** begin Source data **
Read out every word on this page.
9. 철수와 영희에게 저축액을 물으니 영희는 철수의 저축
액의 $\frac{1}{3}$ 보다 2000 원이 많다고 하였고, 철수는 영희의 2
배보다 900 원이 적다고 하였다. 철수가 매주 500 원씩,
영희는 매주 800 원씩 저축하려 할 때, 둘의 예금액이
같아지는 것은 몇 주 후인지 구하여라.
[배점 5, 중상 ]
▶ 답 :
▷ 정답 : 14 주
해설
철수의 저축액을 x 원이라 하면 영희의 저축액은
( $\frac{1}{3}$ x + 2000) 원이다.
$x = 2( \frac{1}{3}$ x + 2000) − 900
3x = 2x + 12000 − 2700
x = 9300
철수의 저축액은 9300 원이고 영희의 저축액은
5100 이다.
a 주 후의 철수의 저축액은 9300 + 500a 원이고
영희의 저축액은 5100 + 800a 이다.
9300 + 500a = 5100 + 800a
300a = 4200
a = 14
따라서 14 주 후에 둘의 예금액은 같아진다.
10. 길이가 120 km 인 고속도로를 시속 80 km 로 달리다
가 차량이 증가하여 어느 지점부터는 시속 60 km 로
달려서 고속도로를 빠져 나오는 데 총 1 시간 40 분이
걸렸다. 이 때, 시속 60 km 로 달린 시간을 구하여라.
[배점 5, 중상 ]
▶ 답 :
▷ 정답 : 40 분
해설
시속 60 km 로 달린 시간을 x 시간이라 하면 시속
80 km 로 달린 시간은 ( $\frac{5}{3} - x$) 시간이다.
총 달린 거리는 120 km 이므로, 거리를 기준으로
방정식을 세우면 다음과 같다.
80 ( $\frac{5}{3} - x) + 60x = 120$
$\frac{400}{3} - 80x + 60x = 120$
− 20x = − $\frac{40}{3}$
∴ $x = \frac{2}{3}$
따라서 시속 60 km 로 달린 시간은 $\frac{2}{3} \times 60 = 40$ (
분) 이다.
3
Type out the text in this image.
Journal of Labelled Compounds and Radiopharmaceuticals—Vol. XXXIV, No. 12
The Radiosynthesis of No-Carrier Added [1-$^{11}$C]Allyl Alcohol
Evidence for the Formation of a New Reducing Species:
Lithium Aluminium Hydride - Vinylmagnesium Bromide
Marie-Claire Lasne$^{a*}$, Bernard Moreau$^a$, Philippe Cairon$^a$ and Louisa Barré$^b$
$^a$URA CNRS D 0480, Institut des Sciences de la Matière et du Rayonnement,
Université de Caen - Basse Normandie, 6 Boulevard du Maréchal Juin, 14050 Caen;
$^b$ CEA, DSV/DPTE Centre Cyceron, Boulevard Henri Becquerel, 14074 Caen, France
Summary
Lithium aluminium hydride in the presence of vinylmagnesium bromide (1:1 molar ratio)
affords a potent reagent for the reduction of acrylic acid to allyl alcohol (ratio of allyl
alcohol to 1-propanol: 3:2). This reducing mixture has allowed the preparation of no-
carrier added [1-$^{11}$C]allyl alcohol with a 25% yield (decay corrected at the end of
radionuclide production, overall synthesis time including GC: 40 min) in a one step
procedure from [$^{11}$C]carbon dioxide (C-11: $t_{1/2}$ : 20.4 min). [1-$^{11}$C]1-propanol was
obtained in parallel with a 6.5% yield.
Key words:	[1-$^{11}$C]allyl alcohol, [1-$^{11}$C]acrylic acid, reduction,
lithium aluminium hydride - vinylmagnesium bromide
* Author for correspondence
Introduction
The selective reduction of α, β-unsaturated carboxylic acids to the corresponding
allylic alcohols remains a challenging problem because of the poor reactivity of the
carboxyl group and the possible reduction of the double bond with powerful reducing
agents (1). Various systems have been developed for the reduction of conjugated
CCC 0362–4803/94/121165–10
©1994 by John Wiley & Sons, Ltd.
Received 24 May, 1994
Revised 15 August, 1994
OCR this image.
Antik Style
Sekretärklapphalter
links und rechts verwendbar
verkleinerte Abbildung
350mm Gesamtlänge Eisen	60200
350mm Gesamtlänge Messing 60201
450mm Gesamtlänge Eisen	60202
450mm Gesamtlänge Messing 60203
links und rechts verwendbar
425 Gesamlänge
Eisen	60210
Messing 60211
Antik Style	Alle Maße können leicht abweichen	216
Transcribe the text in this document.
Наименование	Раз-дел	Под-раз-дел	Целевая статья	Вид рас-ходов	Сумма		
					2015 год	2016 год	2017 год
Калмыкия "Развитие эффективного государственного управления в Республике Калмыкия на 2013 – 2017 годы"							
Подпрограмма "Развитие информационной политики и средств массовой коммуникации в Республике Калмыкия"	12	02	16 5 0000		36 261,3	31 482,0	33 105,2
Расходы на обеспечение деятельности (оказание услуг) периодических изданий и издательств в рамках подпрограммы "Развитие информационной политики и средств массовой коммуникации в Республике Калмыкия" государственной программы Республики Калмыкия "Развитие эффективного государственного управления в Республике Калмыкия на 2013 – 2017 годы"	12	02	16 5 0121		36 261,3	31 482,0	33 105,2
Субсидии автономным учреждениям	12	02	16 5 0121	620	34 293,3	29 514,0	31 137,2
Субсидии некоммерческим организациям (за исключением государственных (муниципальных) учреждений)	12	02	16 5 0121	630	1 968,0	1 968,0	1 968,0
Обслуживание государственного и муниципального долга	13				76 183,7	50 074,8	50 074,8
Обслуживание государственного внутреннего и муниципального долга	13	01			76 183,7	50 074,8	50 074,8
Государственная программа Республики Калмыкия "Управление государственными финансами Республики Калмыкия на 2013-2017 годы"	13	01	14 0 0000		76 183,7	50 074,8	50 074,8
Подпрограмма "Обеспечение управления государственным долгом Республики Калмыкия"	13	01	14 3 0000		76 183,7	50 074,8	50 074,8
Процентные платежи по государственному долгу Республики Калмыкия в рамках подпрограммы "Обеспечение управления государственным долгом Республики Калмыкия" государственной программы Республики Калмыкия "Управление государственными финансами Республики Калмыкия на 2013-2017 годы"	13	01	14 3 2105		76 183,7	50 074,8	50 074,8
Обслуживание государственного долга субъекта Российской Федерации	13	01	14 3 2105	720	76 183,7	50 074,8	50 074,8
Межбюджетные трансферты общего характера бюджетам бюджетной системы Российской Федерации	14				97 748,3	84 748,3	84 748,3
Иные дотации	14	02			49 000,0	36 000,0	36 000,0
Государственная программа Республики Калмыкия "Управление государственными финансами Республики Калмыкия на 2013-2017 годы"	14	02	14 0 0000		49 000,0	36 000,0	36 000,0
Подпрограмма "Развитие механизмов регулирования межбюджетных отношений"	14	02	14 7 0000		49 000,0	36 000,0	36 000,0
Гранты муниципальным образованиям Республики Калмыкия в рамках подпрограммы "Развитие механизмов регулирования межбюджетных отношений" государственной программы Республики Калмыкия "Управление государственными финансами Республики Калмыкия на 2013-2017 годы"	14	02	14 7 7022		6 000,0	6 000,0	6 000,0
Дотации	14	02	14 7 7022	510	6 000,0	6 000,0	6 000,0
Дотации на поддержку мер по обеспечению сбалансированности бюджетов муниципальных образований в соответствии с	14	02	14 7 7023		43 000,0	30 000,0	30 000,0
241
** end Source data **
Exercise instructions:
Count every line in the data where the string "муниципального" occurs. Give nothing except the number.

The reply:
2